== Data for this exercise ==
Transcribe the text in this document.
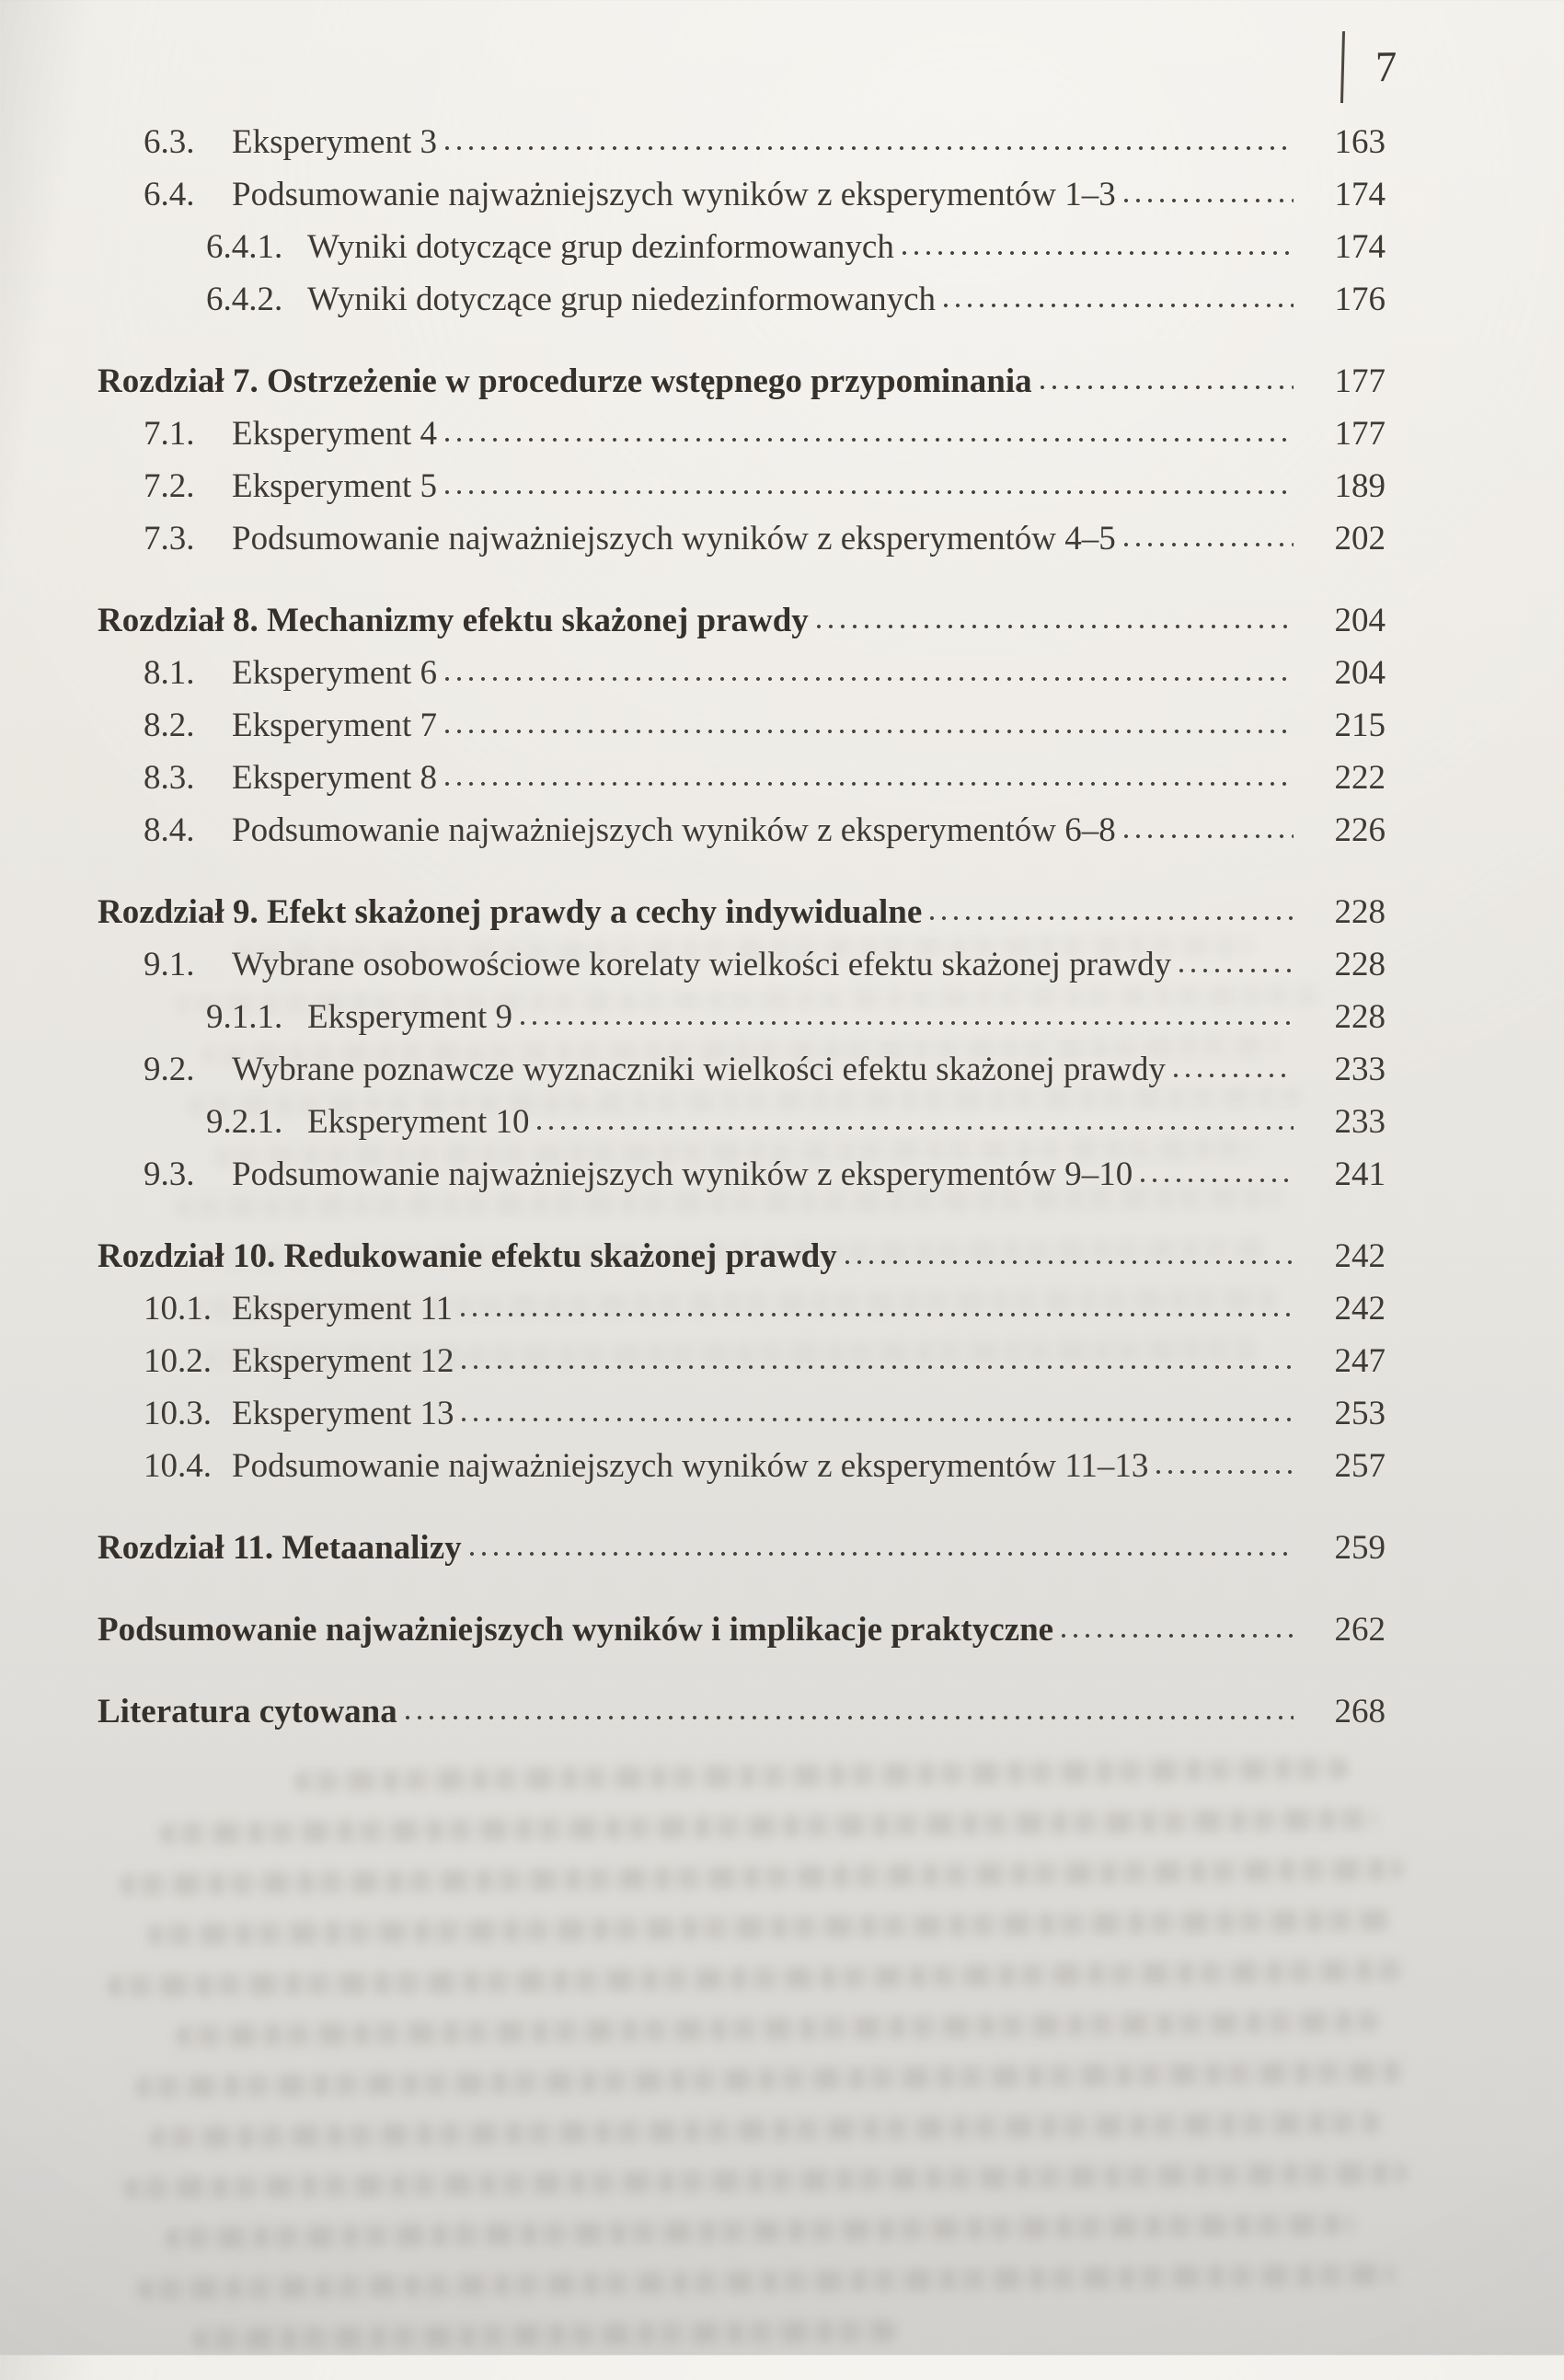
7
6.3.	Eksperyment 3	163
6.4.	Podsumowanie najważniejszych wyników z eksperymentów 1–3	174
6.4.1. Wyniki dotyczące grup dezinformowanych	174
6.4.2. Wyniki dotyczące grup niedezinformowanych	176
Rozdział 7. Ostrzeżenie w procedurze wstępnego przypominania	177
7.1.	Eksperyment 4	177
7.2.	Eksperyment 5	189
7.3.	Podsumowanie najważniejszych wyników z eksperymentów 4–5	202
Rozdział 8. Mechanizmy efektu skażonej prawdy	204
8.1.	Eksperyment 6	204
8.2.	Eksperyment 7	215
8.3.	Eksperyment 8	222
8.4.	Podsumowanie najważniejszych wyników z eksperymentów 6–8	226
Rozdział 9. Efekt skażonej prawdy a cechy indywidualne	228
9.1.	Wybrane osobowościowe korelaty wielkości efektu skażonej prawdy	228
9.1.1. Eksperyment 9	228
9.2.	Wybrane poznawcze wyznaczniki wielkości efektu skażonej prawdy	233
9.2.1. Eksperyment 10	233
9.3.	Podsumowanie najważniejszych wyników z eksperymentów 9–10	241
Rozdział 10. Redukowanie efektu skażonej prawdy	242
10.1. Eksperyment 11	242
10.2. Eksperyment 12	247
10.3. Eksperyment 13	253
10.4. Podsumowanie najważniejszych wyników z eksperymentów 11–13	257
Rozdział 11. Metaanalizy	259
Podsumowanie najważniejszych wyników i implikacje praktyczne	262
Literatura cytowana	268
===
Exercise details:
Reproduce all of the material above word for word. Omit the pictures.

Answer for the task:
Transcribe the text in this document.
7
6.3.	Eksperyment 3	163
6.4.	Podsumowanie najważniejszych wyników z eksperymentów 1–3	174
6.4.1. Wyniki dotyczące grup dezinformowanych	174
6.4.2. Wyniki dotyczące grup niedezinformowanych	176
Rozdział 7. Ostrzeżenie w procedurze wstępnego przypominania	177
7.1.	Eksperyment 4	177
7.2.	Eksperyment 5	189
7.3.	Podsumowanie najważniejszych wyników z eksperymentów 4–5	202
Rozdział 8. Mechanizmy efektu skażonej prawdy	204
8.1.	Eksperyment 6	204
8.2.	Eksperyment 7	215
8.3.	Eksperyment 8	222
8.4.	Podsumowanie najważniejszych wyników z eksperymentów 6–8	226
Rozdział 9. Efekt skażonej prawdy a cechy indywidualne	228
9.1.	Wybrane osobowościowe korelaty wielkości efektu skażonej prawdy	228
9.1.1. Eksperyment 9	228
9.2.	Wybrane poznawcze wyznaczniki wielkości efektu skażonej prawdy	233
9.2.1. Eksperyment 10	233
9.3.	Podsumowanie najważniejszych wyników z eksperymentów 9–10	241
Rozdział 10. Redukowanie efektu skażonej prawdy	242
10.1. Eksperyment 11	242
10.2. Eksperyment 12	247
10.3. Eksperyment 13	253
10.4. Podsumowanie najważniejszych wyników z eksperymentów 11–13	257
Rozdział 11. Metaanalizy	259
Podsumowanie najważniejszych wyników i implikacje praktyczne	262
Literatura cytowana	268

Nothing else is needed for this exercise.